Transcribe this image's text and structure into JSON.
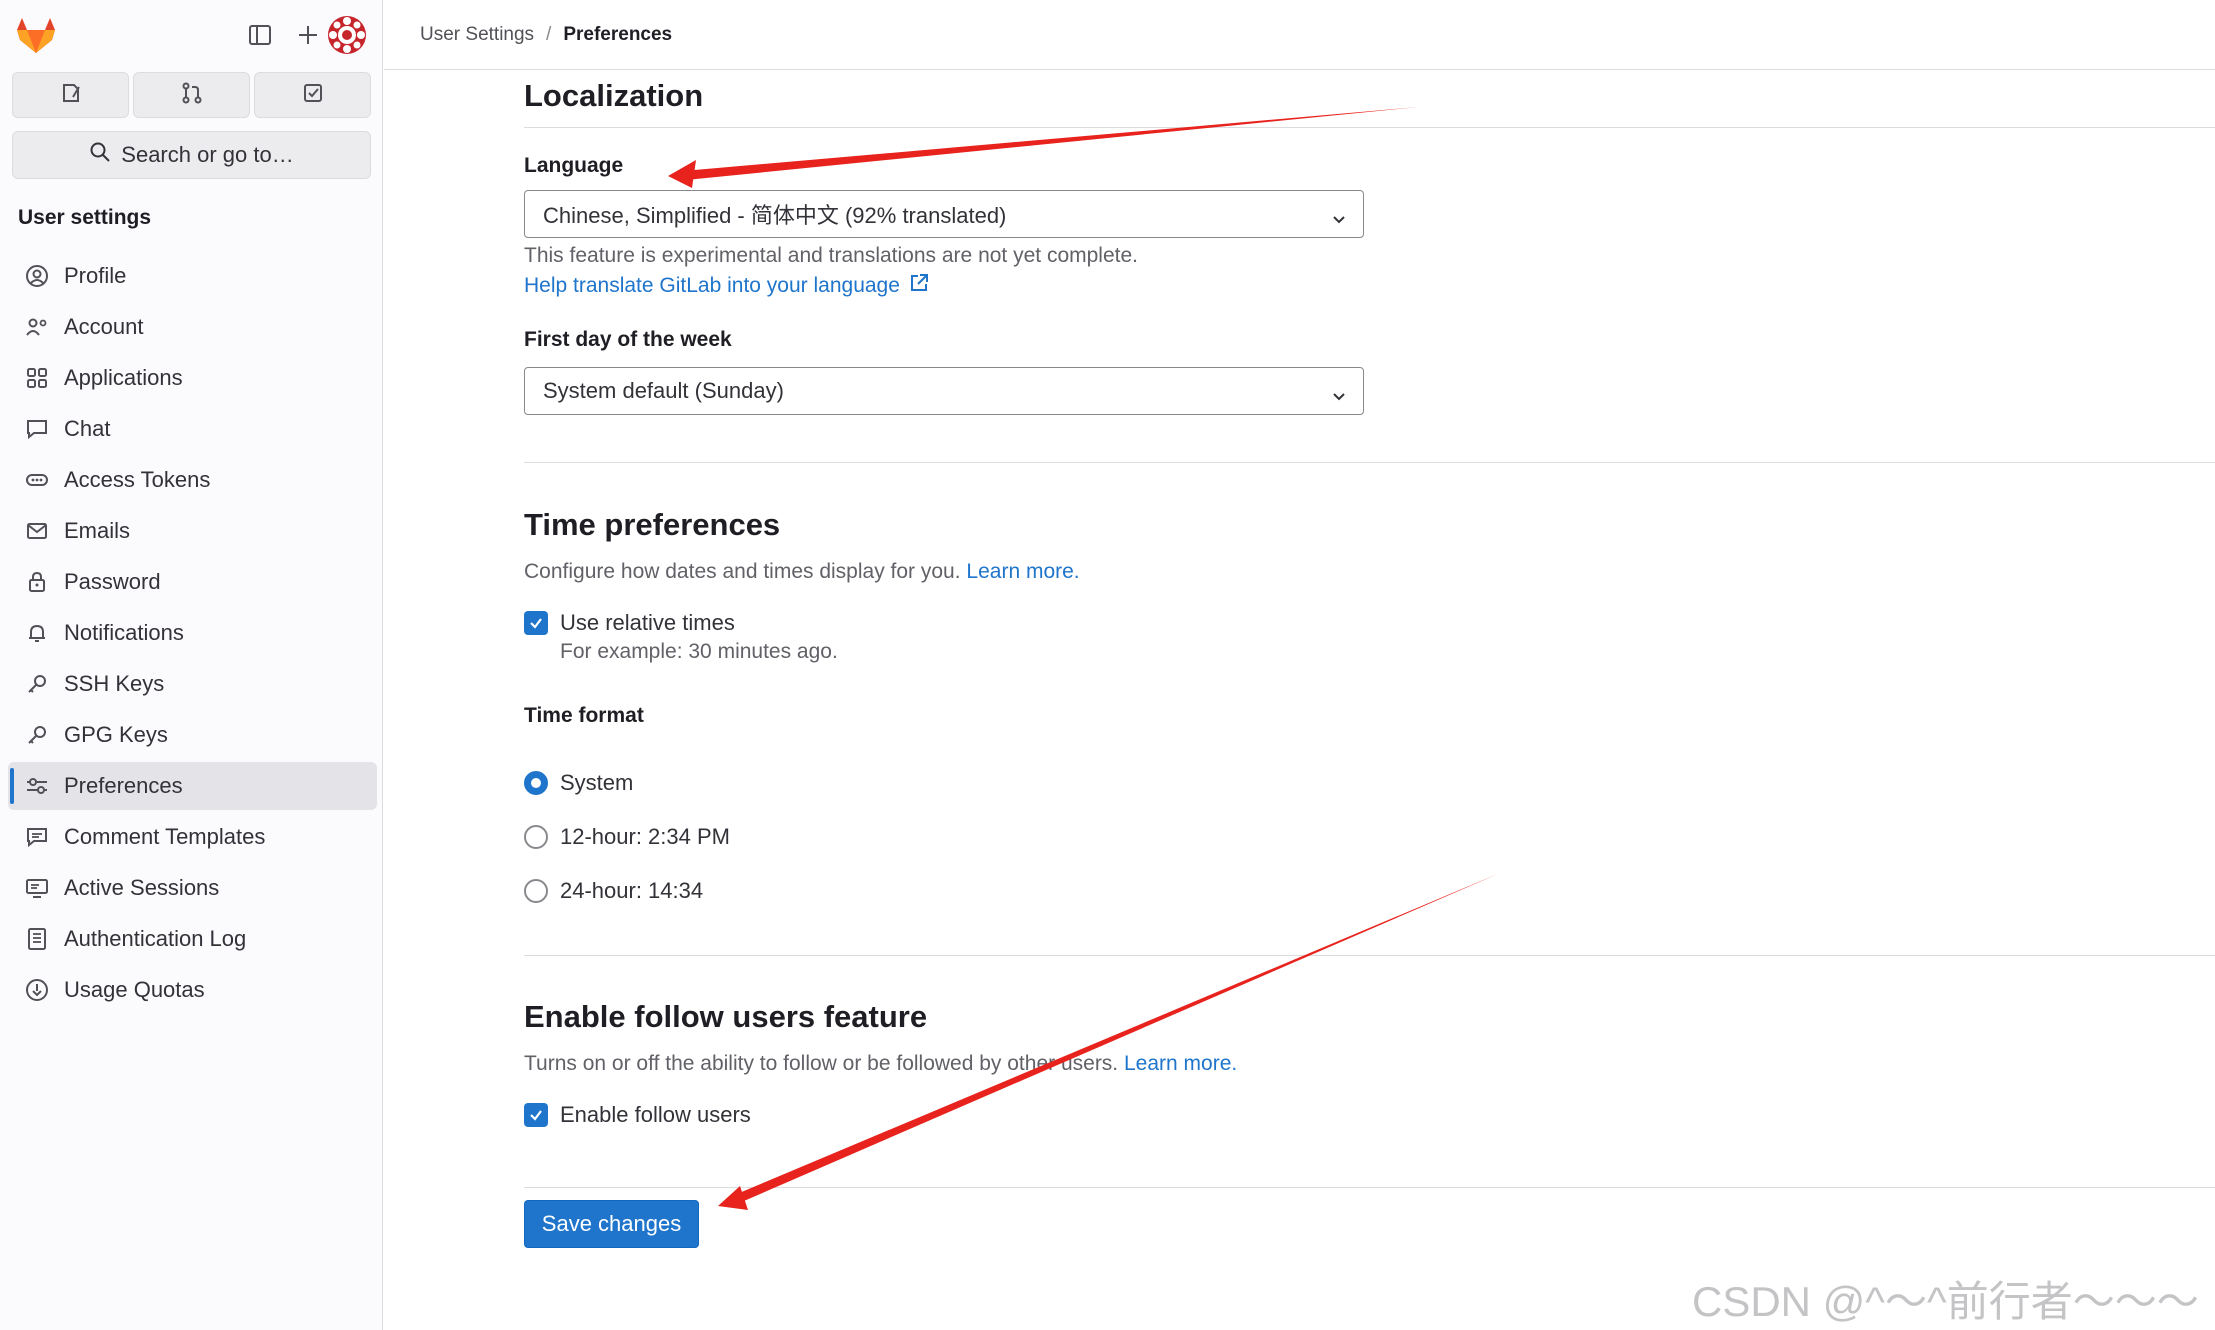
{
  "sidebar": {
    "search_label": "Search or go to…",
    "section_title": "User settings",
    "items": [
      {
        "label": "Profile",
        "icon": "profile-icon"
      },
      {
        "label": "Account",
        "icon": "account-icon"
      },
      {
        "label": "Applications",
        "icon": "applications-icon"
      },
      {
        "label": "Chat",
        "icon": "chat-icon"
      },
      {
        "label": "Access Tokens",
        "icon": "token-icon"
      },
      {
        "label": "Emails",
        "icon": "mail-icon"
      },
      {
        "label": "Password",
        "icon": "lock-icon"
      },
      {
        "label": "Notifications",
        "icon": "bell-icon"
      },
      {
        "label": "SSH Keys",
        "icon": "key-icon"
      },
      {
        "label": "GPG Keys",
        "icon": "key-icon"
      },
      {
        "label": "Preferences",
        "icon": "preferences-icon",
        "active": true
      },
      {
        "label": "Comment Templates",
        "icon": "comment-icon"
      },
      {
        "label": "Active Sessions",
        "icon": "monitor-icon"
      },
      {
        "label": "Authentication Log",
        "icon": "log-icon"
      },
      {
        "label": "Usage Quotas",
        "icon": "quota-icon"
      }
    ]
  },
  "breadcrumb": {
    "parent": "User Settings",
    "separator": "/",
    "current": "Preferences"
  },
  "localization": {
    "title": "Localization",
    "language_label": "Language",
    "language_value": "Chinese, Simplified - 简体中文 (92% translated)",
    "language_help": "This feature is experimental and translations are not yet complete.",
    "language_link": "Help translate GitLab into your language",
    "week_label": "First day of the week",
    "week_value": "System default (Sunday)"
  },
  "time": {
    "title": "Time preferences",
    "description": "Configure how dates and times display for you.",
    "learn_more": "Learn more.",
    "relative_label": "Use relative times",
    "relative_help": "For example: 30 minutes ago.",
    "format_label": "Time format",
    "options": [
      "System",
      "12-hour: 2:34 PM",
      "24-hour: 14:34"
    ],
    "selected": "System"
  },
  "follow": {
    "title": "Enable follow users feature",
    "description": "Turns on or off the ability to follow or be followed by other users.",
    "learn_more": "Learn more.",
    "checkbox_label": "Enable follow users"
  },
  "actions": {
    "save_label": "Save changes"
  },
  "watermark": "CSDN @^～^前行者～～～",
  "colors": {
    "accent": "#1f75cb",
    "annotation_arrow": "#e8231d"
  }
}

........

Without including any picture, retype the entries exactly.

Transcribe this image's text and structure into JSON.
{
  "sidebar": {
    "search_label": "Search or go to…",
    "section_title": "User settings",
    "items": [
      {
        "label": "Profile",
        "icon": "profile-icon"
      },
      {
        "label": "Account",
        "icon": "account-icon"
      },
      {
        "label": "Applications",
        "icon": "applications-icon"
      },
      {
        "label": "Chat",
        "icon": "chat-icon"
      },
      {
        "label": "Access Tokens",
        "icon": "token-icon"
      },
      {
        "label": "Emails",
        "icon": "mail-icon"
      },
      {
        "label": "Password",
        "icon": "lock-icon"
      },
      {
        "label": "Notifications",
        "icon": "bell-icon"
      },
      {
        "label": "SSH Keys",
        "icon": "key-icon"
      },
      {
        "label": "GPG Keys",
        "icon": "key-icon"
      },
      {
        "label": "Preferences",
        "icon": "preferences-icon",
        "active": true
      },
      {
        "label": "Comment Templates",
        "icon": "comment-icon"
      },
      {
        "label": "Active Sessions",
        "icon": "monitor-icon"
      },
      {
        "label": "Authentication Log",
        "icon": "log-icon"
      },
      {
        "label": "Usage Quotas",
        "icon": "quota-icon"
      }
    ]
  },
  "breadcrumb": {
    "parent": "User Settings",
    "separator": "/",
    "current": "Preferences"
  },
  "localization": {
    "title": "Localization",
    "language_label": "Language",
    "language_value": "Chinese, Simplified - 简体中文 (92% translated)",
    "language_help": "This feature is experimental and translations are not yet complete.",
    "language_link": "Help translate GitLab into your language",
    "week_label": "First day of the week",
    "week_value": "System default (Sunday)"
  },
  "time": {
    "title": "Time preferences",
    "description": "Configure how dates and times display for you.",
    "learn_more": "Learn more.",
    "relative_label": "Use relative times",
    "relative_help": "For example: 30 minutes ago.",
    "format_label": "Time format",
    "options": [
      "System",
      "12-hour: 2:34 PM",
      "24-hour: 14:34"
    ],
    "selected": "System"
  },
  "follow": {
    "title": "Enable follow users feature",
    "description": "Turns on or off the ability to follow or be followed by other users.",
    "learn_more": "Learn more.",
    "checkbox_label": "Enable follow users"
  },
  "actions": {
    "save_label": "Save changes"
  },
  "watermark": "CSDN @^～^前行者～～～",
  "colors": {
    "accent": "#1f75cb",
    "annotation_arrow": "#e8231d"
  }
}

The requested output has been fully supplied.